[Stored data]
★ ★ ★
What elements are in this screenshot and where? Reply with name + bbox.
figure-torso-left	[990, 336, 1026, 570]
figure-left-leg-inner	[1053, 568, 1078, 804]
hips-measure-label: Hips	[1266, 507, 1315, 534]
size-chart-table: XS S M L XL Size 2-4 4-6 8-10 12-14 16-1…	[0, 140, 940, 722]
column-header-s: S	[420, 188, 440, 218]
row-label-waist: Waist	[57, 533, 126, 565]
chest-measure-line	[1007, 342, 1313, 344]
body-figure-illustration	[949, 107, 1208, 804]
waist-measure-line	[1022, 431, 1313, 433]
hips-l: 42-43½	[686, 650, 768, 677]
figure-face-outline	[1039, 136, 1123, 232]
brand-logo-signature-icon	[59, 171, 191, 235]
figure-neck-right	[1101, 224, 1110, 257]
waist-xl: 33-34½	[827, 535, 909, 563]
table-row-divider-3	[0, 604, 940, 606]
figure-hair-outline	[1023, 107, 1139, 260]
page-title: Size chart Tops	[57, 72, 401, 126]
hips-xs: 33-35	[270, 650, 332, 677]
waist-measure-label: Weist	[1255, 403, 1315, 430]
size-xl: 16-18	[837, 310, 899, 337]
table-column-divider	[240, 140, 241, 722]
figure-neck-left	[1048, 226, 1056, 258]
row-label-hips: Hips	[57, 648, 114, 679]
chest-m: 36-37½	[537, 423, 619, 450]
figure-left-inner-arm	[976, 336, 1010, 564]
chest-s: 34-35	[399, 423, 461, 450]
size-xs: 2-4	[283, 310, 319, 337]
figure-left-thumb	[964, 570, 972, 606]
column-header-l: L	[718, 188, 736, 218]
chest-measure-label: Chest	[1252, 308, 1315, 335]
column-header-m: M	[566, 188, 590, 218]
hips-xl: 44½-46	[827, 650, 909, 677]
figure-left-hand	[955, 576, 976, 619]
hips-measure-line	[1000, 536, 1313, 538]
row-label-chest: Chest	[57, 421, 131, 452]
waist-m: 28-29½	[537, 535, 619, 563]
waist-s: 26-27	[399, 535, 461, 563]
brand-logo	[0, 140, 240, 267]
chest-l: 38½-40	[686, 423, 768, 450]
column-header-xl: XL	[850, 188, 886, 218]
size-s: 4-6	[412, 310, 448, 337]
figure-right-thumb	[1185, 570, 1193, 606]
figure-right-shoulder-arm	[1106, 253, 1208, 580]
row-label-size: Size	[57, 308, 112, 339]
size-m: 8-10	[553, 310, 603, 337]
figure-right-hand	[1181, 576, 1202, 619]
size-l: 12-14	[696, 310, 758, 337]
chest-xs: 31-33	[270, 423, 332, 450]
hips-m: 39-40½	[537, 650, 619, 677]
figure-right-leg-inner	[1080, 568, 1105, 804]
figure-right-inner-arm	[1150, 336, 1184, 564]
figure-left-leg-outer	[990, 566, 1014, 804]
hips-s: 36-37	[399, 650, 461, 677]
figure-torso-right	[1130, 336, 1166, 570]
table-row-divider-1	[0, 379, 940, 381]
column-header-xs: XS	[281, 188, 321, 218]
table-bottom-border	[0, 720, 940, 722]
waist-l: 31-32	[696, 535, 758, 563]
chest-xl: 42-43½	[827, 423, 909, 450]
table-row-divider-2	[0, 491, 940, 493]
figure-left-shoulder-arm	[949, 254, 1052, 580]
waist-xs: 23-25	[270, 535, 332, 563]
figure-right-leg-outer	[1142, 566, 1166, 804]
★ ★ ★
Print the lines above exactly as they appear, beginning with the first line of the stored data and ending with the line that contains "224, 1110, 257]", inclusive.

## REPLY TO THE TASK
What elements are in this screenshot and where? Reply with name + bbox.
figure-torso-left	[990, 336, 1026, 570]
figure-left-leg-inner	[1053, 568, 1078, 804]
hips-measure-label: Hips	[1266, 507, 1315, 534]
size-chart-table: XS S M L XL Size 2-4 4-6 8-10 12-14 16-1…	[0, 140, 940, 722]
column-header-s: S	[420, 188, 440, 218]
row-label-waist: Waist	[57, 533, 126, 565]
chest-measure-line	[1007, 342, 1313, 344]
body-figure-illustration	[949, 107, 1208, 804]
waist-measure-line	[1022, 431, 1313, 433]
hips-l: 42-43½	[686, 650, 768, 677]
figure-face-outline	[1039, 136, 1123, 232]
brand-logo-signature-icon	[59, 171, 191, 235]
figure-neck-right	[1101, 224, 1110, 257]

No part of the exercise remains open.